# Exercise details
Scan the records for the word "оказание". Copy each line that includes it.

▬▬▬▬▬▬

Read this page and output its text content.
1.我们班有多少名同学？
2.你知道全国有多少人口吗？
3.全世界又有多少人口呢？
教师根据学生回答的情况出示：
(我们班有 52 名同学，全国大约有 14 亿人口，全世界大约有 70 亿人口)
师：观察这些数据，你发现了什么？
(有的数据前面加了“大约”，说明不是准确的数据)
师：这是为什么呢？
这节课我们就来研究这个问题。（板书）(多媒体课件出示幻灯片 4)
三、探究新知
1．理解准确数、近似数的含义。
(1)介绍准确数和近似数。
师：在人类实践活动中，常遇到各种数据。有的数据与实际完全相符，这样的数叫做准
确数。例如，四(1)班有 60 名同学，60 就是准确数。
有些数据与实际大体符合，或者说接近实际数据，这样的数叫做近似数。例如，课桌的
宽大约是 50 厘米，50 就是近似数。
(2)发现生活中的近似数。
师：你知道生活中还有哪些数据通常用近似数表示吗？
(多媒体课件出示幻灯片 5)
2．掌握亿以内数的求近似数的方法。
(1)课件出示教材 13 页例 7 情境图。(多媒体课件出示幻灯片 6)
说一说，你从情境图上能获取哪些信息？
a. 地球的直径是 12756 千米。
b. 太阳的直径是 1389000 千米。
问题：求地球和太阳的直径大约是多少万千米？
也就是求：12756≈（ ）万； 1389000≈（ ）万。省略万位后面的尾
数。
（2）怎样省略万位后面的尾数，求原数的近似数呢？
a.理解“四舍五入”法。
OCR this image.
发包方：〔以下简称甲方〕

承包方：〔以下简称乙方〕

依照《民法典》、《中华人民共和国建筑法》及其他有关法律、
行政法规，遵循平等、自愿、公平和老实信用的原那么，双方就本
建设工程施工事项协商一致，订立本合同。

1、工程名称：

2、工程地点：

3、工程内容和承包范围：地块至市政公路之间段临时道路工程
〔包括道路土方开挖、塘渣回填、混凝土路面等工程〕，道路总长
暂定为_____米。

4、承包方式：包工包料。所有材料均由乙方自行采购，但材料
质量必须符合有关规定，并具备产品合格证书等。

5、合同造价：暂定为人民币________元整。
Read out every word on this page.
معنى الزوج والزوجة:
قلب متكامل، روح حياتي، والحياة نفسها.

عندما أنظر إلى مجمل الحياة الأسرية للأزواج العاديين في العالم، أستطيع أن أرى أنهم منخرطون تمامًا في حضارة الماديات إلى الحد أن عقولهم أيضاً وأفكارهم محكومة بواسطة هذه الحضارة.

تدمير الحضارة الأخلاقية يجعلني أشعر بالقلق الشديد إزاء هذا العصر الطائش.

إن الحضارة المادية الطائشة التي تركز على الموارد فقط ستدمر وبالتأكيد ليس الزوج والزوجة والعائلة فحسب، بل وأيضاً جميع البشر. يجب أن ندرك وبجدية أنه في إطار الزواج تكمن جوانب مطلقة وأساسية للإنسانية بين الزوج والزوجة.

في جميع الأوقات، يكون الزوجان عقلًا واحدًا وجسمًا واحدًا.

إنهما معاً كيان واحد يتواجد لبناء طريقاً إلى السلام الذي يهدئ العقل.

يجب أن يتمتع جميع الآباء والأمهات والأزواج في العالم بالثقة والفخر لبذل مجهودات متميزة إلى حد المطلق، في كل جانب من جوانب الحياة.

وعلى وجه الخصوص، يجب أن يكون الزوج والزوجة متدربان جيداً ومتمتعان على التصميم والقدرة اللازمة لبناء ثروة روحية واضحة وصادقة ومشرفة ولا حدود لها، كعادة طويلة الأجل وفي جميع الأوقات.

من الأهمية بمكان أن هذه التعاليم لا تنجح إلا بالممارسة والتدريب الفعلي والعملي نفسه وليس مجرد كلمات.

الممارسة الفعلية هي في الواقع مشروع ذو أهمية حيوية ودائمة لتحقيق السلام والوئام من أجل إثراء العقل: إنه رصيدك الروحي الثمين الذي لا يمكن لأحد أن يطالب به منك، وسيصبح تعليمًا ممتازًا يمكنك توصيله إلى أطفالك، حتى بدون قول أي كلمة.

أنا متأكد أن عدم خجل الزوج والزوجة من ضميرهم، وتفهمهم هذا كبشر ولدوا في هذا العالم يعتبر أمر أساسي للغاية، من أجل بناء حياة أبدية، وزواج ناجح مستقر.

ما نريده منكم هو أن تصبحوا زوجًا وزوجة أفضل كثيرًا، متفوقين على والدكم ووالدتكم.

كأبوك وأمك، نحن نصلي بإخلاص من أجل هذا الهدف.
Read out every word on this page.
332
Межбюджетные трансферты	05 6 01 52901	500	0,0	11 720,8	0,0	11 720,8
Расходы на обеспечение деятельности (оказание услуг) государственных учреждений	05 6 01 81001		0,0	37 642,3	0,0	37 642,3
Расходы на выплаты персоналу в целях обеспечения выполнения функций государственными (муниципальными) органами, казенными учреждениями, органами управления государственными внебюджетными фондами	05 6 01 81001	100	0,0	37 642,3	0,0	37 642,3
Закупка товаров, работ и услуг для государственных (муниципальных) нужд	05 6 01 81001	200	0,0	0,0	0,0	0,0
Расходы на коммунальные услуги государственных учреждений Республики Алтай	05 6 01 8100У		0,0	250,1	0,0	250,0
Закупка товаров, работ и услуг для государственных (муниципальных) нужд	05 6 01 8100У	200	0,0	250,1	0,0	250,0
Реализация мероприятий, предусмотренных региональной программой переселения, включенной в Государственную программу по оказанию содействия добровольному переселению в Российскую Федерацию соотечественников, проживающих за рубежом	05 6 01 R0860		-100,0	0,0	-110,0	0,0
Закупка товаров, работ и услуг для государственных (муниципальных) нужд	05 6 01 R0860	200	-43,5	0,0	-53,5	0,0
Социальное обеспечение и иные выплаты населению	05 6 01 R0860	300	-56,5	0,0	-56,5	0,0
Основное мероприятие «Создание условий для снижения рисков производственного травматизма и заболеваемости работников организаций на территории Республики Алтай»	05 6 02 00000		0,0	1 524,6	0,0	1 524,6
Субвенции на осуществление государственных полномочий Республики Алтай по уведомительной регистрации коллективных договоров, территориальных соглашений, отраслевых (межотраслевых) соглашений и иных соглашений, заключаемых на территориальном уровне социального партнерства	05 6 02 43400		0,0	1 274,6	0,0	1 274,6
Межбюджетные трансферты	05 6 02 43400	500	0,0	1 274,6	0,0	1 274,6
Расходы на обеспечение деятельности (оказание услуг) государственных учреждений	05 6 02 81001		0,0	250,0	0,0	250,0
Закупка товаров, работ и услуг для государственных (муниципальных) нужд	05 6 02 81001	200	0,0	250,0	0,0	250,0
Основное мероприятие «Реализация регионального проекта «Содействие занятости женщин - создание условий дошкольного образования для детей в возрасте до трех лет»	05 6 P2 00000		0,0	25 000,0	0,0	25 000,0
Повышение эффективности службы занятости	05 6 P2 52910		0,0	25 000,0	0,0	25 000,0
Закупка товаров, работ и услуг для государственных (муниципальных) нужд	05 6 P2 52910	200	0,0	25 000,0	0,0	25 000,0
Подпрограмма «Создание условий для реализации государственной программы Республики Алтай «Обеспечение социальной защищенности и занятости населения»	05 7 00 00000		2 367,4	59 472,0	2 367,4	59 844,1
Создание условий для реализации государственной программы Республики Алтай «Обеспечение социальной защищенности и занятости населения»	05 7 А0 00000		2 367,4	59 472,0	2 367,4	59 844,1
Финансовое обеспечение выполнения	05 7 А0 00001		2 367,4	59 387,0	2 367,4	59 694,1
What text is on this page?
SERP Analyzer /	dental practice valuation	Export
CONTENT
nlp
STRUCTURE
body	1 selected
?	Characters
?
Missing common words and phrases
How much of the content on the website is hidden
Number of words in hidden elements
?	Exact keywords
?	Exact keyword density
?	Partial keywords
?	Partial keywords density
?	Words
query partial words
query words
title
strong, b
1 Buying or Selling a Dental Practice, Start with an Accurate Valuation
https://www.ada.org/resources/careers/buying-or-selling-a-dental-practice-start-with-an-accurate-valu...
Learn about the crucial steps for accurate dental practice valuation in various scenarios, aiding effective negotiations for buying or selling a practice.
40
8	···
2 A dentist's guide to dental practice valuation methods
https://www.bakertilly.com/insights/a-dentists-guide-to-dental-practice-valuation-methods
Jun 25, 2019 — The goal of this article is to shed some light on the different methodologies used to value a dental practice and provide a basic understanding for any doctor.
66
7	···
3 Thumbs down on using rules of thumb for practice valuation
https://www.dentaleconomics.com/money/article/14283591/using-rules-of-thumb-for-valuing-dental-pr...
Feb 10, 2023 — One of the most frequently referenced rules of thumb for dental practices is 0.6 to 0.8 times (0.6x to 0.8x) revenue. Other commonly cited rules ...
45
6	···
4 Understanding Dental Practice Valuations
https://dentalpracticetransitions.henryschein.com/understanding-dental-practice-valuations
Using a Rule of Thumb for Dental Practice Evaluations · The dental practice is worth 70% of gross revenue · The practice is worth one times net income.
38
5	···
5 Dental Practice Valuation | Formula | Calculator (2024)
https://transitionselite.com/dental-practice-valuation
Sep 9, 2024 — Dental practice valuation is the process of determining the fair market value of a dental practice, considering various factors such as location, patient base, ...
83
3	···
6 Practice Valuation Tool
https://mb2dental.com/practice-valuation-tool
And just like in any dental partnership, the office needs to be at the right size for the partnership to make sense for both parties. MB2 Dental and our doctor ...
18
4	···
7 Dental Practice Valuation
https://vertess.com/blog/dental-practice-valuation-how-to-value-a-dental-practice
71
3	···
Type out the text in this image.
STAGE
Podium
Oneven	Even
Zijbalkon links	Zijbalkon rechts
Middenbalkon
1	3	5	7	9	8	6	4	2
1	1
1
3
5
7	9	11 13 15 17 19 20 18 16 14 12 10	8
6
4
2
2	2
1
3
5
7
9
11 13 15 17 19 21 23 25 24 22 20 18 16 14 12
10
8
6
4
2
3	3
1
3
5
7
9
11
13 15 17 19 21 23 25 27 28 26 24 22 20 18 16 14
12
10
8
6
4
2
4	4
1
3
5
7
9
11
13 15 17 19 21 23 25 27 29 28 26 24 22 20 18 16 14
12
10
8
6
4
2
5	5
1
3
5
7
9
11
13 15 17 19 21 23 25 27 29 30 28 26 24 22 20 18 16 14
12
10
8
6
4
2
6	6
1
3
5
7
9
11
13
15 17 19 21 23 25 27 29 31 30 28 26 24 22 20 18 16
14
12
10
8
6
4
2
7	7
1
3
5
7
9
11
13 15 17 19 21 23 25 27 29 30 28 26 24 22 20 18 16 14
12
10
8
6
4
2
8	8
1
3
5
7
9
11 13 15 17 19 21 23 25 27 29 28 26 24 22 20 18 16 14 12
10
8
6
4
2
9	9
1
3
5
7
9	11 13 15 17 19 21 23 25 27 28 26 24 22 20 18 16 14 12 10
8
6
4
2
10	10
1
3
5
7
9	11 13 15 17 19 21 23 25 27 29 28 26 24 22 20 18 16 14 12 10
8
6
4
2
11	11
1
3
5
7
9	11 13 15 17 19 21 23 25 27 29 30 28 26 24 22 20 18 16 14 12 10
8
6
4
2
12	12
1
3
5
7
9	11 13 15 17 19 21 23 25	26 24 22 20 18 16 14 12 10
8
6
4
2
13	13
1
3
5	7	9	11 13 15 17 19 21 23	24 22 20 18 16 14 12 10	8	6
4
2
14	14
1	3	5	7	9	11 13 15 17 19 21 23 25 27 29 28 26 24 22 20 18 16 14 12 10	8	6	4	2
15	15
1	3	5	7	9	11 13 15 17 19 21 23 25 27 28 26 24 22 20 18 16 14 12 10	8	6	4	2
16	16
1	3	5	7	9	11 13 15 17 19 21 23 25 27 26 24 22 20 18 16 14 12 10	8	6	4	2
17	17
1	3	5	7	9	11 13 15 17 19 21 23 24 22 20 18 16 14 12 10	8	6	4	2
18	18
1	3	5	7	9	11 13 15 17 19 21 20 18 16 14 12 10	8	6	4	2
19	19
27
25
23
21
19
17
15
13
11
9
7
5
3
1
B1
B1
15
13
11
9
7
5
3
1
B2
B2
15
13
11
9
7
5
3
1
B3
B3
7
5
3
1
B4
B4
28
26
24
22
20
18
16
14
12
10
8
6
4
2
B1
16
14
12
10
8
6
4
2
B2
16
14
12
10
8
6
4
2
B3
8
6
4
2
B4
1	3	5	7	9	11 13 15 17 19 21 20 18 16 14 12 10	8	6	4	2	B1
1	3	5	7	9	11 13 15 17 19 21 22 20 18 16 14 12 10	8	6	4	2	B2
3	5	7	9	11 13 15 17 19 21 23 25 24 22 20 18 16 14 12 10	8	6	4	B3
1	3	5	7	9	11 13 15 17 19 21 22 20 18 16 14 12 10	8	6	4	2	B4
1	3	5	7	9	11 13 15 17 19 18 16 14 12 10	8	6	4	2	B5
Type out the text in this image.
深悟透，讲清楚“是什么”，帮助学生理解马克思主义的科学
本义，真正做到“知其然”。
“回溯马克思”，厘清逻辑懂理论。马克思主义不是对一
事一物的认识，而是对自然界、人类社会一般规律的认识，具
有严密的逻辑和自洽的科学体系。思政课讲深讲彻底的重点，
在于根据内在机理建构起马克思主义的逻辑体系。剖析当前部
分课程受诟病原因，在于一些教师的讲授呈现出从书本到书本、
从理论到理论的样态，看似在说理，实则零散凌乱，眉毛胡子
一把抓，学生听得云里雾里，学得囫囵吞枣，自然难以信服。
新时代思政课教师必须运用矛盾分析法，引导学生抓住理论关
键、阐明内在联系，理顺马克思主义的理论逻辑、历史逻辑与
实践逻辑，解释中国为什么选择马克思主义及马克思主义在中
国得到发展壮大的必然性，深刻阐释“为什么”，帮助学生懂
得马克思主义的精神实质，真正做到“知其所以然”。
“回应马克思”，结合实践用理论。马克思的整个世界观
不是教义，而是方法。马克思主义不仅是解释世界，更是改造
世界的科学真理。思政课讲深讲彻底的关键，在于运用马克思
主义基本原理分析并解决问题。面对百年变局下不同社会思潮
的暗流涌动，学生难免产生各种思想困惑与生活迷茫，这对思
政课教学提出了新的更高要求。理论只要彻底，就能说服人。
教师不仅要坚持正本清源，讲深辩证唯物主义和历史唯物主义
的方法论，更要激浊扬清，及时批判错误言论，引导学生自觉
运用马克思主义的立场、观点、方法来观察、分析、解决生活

▬▬▬▬▬▬

# Response for this exercise
Расходы на обеспечение деятельности (оказание услуг) государственных учреждений	05 6 01 81001		0,0	37 642,3	0,0	37 642,3
Расходы на обеспечение деятельности (оказание услуг) государственных учреждений	05 6 02 81001		0,0	250,0	0,0	250,0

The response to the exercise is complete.